»»
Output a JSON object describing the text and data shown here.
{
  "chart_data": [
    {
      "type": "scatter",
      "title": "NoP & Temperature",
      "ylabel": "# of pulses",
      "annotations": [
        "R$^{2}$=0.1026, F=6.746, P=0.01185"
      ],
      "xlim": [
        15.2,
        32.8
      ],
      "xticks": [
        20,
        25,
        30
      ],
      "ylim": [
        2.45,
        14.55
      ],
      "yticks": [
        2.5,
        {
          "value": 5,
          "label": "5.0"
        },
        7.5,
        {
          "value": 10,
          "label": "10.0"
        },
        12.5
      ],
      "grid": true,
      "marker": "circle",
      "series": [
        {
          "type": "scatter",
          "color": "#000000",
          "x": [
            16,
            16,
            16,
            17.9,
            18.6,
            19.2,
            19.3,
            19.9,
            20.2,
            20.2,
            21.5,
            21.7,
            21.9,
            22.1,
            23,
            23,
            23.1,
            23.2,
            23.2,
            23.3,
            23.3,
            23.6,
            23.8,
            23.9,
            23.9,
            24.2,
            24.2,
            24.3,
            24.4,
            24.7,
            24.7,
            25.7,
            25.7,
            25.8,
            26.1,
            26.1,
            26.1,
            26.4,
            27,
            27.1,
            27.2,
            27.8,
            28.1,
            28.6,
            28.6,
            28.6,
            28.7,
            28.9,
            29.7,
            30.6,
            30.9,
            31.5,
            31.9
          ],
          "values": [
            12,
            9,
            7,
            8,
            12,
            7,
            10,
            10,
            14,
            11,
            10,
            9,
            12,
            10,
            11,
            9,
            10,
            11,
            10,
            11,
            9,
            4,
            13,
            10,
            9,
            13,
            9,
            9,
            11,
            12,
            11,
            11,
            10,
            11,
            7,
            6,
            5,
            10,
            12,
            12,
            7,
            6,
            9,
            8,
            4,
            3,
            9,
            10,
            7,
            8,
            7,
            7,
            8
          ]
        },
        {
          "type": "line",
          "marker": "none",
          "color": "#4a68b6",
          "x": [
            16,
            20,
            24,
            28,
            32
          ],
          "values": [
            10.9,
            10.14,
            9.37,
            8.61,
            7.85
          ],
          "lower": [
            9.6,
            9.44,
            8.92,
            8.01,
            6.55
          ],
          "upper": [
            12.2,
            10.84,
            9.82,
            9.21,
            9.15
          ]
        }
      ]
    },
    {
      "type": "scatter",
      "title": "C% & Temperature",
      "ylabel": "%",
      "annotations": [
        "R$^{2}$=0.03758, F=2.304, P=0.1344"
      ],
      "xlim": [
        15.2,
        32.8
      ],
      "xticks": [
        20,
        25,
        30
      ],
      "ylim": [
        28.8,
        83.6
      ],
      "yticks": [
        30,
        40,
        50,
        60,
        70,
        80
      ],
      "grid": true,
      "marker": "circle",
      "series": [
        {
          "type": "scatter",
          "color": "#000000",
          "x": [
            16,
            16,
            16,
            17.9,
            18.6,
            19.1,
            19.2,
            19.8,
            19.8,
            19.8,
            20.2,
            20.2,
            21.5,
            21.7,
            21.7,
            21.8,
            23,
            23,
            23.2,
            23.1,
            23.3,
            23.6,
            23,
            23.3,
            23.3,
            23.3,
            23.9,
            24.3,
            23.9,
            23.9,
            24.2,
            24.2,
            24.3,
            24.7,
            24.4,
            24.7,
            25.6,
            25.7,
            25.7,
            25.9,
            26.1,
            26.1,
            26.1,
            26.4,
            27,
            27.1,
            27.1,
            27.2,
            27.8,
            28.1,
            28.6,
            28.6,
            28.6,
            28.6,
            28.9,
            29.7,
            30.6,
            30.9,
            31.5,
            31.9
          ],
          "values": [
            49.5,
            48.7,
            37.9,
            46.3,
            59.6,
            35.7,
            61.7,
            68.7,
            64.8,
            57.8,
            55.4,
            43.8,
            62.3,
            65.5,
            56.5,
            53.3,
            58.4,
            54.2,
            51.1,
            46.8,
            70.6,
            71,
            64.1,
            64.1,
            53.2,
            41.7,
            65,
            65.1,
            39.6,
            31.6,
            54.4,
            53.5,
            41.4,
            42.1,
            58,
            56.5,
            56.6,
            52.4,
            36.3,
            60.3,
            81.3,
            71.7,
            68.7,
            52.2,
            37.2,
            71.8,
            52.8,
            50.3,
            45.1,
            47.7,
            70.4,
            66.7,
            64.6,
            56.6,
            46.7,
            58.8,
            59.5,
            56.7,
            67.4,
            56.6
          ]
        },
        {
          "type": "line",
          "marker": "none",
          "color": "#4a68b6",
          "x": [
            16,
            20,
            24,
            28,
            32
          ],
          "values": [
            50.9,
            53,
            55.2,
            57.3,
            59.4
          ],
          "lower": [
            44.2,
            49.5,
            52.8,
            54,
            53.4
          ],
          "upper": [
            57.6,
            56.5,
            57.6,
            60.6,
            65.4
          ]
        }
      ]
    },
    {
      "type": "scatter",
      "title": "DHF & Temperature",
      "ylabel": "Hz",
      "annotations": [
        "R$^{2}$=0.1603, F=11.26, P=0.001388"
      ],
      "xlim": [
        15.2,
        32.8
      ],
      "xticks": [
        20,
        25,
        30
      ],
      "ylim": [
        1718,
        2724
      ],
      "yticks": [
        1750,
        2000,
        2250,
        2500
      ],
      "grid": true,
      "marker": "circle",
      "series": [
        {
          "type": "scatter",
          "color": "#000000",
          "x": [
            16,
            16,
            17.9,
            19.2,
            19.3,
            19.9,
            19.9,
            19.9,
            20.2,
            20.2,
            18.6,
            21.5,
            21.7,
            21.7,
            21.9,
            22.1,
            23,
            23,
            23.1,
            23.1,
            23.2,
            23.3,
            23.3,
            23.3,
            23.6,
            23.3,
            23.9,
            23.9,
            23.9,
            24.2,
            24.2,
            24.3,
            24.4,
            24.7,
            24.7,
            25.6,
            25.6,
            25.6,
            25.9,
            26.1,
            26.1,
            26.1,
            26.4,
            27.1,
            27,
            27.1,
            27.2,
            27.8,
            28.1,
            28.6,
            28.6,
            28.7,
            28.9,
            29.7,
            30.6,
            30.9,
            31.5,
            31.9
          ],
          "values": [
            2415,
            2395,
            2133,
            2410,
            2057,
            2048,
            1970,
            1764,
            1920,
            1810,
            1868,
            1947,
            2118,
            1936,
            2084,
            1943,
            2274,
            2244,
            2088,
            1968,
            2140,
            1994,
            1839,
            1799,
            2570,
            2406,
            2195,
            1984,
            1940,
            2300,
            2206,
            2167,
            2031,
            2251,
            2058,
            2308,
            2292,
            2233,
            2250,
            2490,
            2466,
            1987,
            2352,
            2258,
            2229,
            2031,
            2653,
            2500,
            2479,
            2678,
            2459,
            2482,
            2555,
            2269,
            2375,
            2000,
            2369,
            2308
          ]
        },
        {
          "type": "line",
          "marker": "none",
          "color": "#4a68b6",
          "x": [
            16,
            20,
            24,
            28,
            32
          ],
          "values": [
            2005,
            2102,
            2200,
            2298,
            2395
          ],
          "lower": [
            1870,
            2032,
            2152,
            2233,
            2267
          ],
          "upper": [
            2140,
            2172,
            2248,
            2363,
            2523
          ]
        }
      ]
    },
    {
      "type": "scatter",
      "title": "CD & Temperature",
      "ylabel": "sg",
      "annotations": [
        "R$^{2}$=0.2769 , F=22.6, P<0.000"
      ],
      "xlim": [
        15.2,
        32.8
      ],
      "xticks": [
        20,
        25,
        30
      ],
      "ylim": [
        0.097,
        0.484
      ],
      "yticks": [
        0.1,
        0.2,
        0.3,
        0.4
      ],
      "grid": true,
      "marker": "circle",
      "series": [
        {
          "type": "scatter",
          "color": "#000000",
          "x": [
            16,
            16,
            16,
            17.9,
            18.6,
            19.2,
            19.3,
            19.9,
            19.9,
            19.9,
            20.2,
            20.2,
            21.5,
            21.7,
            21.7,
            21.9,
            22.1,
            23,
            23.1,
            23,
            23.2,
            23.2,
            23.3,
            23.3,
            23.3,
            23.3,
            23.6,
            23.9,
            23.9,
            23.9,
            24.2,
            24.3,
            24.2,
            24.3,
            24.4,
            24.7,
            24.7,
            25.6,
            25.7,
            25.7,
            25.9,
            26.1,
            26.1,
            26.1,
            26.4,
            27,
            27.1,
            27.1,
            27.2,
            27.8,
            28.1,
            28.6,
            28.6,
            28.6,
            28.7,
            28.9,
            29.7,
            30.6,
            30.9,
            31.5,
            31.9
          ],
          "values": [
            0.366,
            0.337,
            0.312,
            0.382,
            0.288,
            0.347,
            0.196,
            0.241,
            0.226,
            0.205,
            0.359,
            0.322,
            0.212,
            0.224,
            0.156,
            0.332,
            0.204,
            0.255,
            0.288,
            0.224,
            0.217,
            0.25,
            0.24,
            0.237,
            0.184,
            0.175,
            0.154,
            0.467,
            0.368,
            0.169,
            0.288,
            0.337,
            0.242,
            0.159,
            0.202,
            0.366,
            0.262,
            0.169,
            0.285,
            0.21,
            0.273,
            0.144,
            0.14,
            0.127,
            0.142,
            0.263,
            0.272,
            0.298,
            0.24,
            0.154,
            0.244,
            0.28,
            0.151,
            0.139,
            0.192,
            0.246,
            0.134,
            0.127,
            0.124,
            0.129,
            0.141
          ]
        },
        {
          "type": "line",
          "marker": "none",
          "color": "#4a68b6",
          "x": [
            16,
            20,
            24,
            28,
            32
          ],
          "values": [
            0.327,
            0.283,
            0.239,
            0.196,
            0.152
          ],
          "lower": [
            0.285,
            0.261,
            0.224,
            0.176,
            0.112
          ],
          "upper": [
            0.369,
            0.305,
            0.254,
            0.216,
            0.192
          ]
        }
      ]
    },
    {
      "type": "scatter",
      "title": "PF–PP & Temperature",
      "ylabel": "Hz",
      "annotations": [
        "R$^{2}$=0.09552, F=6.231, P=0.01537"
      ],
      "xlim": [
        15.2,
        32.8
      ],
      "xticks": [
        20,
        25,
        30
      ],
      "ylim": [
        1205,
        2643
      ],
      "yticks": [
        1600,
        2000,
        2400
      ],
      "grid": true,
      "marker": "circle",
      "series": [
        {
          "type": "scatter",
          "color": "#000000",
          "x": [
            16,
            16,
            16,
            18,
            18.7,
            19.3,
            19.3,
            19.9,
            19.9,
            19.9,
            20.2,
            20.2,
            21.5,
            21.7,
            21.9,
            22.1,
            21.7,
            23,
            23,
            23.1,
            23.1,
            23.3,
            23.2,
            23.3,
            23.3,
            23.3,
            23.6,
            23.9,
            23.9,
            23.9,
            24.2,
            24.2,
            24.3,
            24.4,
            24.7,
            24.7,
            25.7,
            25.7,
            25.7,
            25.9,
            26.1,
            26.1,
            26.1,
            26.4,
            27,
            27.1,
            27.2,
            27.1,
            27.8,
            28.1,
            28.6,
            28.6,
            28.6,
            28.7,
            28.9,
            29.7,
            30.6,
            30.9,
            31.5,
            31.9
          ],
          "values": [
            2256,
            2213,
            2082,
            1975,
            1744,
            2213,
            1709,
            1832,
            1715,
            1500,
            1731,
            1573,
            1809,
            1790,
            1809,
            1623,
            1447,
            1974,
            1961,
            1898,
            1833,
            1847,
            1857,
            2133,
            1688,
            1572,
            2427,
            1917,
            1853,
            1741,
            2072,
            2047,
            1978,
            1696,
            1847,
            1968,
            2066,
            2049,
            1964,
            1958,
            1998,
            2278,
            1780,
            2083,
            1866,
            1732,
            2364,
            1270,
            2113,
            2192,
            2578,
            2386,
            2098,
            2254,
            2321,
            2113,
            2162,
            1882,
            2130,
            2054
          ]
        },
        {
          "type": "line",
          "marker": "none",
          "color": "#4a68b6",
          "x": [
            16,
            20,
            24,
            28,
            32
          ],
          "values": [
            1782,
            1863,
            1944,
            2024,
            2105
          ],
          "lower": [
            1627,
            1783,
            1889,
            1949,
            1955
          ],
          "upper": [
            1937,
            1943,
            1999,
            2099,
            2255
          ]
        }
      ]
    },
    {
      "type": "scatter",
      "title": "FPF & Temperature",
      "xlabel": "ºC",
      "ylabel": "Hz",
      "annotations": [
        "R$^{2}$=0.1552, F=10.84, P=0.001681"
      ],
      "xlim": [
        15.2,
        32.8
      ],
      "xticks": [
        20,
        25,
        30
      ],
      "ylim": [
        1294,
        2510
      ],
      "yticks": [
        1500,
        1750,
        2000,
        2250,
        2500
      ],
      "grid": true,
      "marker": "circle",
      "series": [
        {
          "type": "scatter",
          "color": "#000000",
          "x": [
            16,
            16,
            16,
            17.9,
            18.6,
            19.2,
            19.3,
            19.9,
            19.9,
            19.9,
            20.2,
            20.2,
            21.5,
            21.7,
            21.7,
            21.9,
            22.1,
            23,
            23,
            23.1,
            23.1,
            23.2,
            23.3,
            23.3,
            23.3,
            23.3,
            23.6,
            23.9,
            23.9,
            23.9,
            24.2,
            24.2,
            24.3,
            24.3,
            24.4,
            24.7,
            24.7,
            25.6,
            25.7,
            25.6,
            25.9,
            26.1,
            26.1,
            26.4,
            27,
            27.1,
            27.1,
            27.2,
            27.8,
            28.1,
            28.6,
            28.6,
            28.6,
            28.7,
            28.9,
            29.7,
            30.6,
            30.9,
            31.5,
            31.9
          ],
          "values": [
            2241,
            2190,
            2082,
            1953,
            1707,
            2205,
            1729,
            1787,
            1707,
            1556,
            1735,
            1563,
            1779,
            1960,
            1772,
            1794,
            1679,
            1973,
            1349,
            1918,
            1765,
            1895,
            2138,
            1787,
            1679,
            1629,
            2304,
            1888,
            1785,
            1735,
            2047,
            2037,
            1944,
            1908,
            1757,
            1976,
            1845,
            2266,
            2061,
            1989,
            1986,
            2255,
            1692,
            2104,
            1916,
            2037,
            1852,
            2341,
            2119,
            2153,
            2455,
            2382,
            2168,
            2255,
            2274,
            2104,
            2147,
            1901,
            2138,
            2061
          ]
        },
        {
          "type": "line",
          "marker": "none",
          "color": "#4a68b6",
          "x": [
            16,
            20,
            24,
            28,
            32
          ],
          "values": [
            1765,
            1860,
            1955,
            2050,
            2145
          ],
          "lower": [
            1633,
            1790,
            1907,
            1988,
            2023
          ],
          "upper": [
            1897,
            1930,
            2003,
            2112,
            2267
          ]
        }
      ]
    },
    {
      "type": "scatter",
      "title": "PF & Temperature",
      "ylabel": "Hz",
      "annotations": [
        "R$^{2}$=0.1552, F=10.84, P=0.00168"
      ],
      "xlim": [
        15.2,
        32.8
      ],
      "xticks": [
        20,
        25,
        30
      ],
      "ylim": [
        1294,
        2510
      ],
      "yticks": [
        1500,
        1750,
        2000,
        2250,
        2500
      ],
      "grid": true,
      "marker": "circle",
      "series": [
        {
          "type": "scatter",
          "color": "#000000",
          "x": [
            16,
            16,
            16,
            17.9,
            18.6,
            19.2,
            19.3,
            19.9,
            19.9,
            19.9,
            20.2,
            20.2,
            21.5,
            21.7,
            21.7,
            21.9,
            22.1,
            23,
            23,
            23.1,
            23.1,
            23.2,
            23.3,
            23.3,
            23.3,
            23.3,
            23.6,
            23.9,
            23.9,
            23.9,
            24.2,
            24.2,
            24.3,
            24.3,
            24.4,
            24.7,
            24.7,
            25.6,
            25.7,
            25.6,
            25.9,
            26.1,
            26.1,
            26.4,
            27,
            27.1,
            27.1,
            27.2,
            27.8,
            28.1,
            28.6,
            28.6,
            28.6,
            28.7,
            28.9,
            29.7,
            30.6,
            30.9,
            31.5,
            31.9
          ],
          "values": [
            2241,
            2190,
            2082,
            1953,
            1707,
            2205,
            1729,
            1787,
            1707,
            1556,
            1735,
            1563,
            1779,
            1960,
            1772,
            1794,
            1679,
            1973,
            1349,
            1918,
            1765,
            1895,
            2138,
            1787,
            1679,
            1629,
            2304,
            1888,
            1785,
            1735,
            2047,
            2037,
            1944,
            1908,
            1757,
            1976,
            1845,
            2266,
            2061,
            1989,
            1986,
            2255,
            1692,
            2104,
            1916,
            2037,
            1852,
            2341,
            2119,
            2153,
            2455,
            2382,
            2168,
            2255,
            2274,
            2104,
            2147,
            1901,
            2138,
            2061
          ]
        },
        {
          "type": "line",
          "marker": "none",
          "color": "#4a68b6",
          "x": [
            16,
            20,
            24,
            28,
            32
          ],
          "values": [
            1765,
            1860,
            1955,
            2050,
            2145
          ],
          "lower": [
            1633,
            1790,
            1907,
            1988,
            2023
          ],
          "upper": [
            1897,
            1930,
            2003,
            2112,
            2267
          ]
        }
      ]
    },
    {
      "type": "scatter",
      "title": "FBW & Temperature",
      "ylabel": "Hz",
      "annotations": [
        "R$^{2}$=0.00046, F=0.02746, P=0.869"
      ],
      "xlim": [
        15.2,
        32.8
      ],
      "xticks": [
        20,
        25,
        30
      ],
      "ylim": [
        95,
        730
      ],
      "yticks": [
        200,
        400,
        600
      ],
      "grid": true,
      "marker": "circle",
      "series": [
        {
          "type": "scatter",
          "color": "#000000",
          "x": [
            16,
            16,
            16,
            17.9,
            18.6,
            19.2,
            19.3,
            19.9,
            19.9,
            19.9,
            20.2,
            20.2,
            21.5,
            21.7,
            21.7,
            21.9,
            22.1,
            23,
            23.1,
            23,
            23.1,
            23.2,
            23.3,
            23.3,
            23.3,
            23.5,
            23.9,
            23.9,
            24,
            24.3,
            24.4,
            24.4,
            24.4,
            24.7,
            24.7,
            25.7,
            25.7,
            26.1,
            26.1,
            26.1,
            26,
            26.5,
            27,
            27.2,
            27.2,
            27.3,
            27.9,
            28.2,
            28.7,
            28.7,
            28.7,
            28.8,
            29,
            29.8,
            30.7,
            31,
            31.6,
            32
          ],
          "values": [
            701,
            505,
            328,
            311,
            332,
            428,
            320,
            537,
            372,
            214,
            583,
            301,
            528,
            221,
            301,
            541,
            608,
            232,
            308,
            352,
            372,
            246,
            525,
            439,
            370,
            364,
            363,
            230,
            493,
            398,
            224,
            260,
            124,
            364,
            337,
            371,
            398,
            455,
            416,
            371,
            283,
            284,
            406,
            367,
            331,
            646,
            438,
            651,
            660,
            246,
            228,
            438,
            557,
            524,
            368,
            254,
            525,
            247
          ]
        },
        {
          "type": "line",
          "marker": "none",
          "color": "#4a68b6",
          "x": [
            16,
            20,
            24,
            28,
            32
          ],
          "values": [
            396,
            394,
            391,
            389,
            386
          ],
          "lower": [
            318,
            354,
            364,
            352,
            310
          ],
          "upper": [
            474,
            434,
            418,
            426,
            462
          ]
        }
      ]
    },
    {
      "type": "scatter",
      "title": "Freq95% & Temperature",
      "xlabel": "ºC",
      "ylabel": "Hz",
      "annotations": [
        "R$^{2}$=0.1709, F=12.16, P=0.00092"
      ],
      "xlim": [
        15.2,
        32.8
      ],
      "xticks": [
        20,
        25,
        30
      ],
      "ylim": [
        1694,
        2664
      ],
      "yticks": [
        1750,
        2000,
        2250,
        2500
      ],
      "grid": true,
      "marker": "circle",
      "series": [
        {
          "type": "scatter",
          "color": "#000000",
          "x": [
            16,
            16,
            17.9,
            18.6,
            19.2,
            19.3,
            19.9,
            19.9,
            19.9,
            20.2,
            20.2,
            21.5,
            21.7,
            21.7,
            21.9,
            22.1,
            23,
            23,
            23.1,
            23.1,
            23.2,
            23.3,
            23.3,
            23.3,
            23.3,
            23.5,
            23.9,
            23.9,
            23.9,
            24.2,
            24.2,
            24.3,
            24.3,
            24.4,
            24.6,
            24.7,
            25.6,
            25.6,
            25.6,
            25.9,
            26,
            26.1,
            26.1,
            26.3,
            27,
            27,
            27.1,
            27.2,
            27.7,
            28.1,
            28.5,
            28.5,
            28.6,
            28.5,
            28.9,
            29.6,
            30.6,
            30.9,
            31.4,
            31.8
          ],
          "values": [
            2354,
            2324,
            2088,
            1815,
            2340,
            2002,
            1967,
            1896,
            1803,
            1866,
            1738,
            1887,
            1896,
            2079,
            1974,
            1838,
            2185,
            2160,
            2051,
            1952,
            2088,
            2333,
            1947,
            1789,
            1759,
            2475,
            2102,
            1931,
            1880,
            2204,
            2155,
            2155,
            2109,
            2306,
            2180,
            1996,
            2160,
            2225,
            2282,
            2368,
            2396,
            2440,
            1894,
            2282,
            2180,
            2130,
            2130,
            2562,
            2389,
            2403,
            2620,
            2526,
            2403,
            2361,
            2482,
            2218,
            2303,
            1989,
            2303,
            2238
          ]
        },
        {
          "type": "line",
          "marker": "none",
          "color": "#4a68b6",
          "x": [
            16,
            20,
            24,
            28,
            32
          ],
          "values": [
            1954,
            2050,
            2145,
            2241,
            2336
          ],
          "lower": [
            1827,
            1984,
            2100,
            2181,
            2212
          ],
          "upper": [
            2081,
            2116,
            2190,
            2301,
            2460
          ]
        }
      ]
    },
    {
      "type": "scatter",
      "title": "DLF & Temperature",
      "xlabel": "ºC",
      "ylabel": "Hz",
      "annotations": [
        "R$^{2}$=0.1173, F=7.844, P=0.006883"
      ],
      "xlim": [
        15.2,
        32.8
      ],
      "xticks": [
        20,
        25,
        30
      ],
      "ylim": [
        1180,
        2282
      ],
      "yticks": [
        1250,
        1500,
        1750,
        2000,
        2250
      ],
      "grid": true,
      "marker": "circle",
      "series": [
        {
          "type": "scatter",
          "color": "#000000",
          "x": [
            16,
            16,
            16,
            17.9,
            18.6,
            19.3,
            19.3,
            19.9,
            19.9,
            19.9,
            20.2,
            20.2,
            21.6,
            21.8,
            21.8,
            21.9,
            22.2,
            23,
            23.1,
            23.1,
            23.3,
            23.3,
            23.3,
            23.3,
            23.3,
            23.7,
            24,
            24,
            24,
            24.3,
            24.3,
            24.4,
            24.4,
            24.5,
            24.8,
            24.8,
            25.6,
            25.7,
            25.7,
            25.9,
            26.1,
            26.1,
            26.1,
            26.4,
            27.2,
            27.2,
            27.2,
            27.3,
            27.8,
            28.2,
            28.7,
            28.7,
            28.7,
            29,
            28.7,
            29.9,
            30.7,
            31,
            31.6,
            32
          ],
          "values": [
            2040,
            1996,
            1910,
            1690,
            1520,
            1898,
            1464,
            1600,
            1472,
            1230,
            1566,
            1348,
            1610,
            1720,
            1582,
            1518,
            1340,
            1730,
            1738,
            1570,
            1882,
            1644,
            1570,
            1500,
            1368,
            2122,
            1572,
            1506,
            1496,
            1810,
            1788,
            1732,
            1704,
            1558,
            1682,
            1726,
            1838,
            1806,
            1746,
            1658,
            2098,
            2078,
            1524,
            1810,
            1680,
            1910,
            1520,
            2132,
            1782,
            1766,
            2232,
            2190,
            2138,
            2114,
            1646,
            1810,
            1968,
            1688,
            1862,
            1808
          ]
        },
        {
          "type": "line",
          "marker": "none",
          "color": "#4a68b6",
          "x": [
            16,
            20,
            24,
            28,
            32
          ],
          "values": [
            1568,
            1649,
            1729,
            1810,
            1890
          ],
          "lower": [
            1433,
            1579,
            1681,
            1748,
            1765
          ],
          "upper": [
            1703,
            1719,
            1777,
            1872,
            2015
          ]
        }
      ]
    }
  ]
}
««
• Task instructions
Copy out each line in the listing that has the word "Temperature".

• Task answer
      "title": "NoP & Temperature",
      "title": "C% & Temperature",
      "title": "DHF & Temperature",
      "title": "CD & Temperature",
      "title": "PF–PP & Temperature",
      "title": "FPF & Temperature",
      "title": "PF & Temperature",
      "title": "FBW & Temperature",
      "title": "Freq95% & Temperature",
      "title": "DLF & Temperature",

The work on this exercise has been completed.